Leave out any pictures and transcribe all other data below exactly.

#### Supplied data:
■ ■ ■ ■ ■ ■ ■

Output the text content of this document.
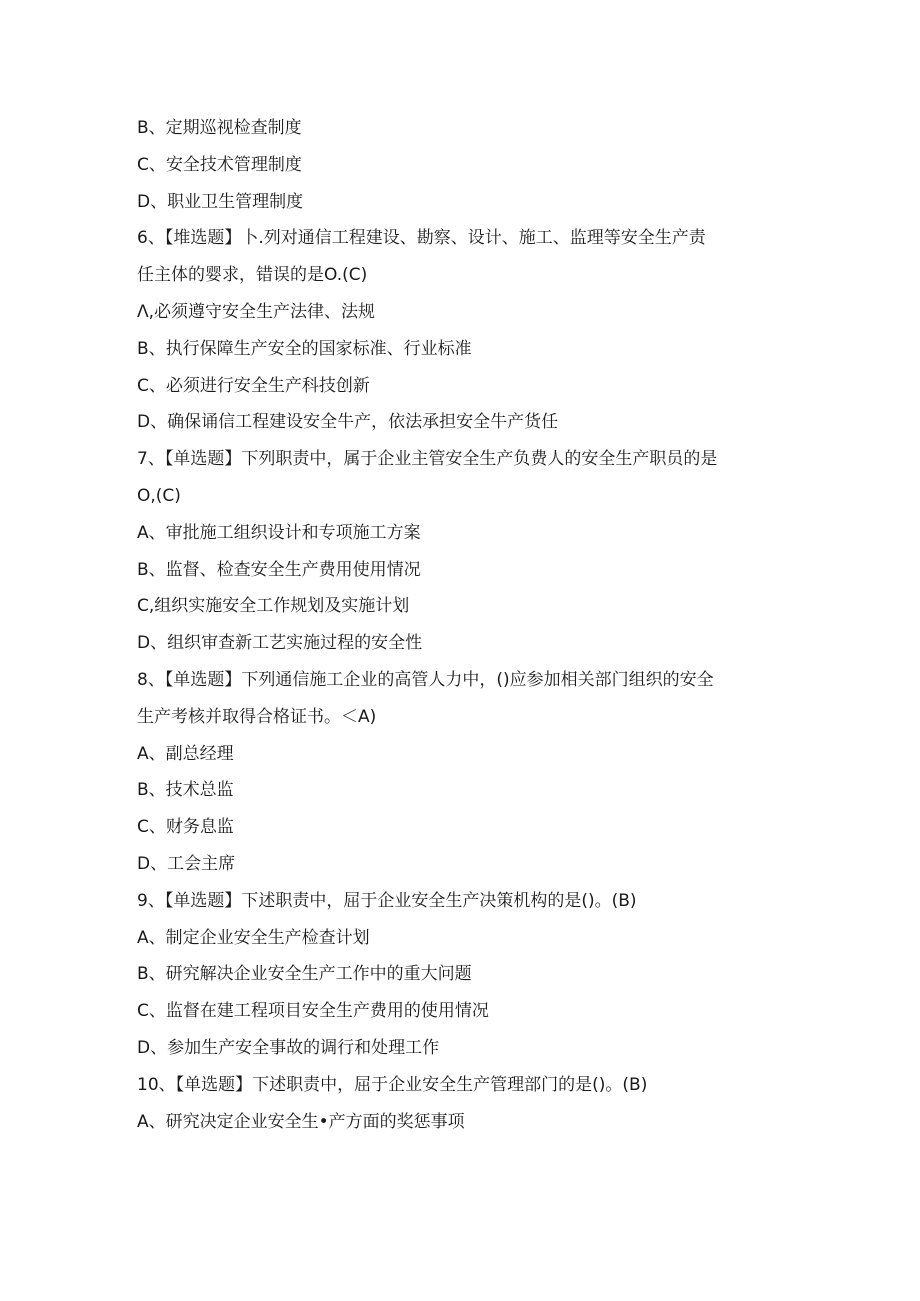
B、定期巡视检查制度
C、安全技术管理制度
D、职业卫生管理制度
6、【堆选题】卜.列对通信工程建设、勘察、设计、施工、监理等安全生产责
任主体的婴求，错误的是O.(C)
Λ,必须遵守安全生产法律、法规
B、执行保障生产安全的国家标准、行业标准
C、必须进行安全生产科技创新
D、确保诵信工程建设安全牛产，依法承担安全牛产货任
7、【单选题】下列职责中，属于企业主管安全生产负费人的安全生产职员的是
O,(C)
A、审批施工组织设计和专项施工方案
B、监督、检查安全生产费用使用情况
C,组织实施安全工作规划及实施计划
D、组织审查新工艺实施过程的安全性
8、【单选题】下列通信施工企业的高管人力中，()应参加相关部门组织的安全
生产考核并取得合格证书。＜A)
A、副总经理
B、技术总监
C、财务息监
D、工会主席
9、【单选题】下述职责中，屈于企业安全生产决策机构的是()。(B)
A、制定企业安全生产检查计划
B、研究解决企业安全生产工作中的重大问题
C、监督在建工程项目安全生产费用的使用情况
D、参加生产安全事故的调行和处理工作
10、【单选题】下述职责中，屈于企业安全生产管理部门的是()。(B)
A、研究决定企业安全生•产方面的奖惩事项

■ ■ ■ ■ ■ ■ ■

#### Solution below:
Output the text content of this document.
B、定期巡视检查制度
C、安全技术管理制度
D、职业卫生管理制度
6、【堆选题】卜.列对通信工程建设、勘察、设计、施工、监理等安全生产责
任主体的婴求，错误的是O.(C)
Λ,必须遵守安全生产法律、法规
B、执行保障生产安全的国家标准、行业标准
C、必须进行安全生产科技创新
D、确保诵信工程建设安全牛产，依法承担安全牛产货任
7、【单选题】下列职责中，属于企业主管安全生产负费人的安全生产职员的是
O,(C)
A、审批施工组织设计和专项施工方案
B、监督、检查安全生产费用使用情况
C,组织实施安全工作规划及实施计划
D、组织审查新工艺实施过程的安全性
8、【单选题】下列通信施工企业的高管人力中，()应参加相关部门组织的安全
生产考核并取得合格证书。＜A)
A、副总经理
B、技术总监
C、财务息监
D、工会主席
9、【单选题】下述职责中，屈于企业安全生产决策机构的是()。(B)
A、制定企业安全生产检查计划
B、研究解决企业安全生产工作中的重大问题
C、监督在建工程项目安全生产费用的使用情况
D、参加生产安全事故的调行和处理工作
10、【单选题】下述职责中，屈于企业安全生产管理部门的是()。(B)
A、研究决定企业安全生•产方面的奖惩事项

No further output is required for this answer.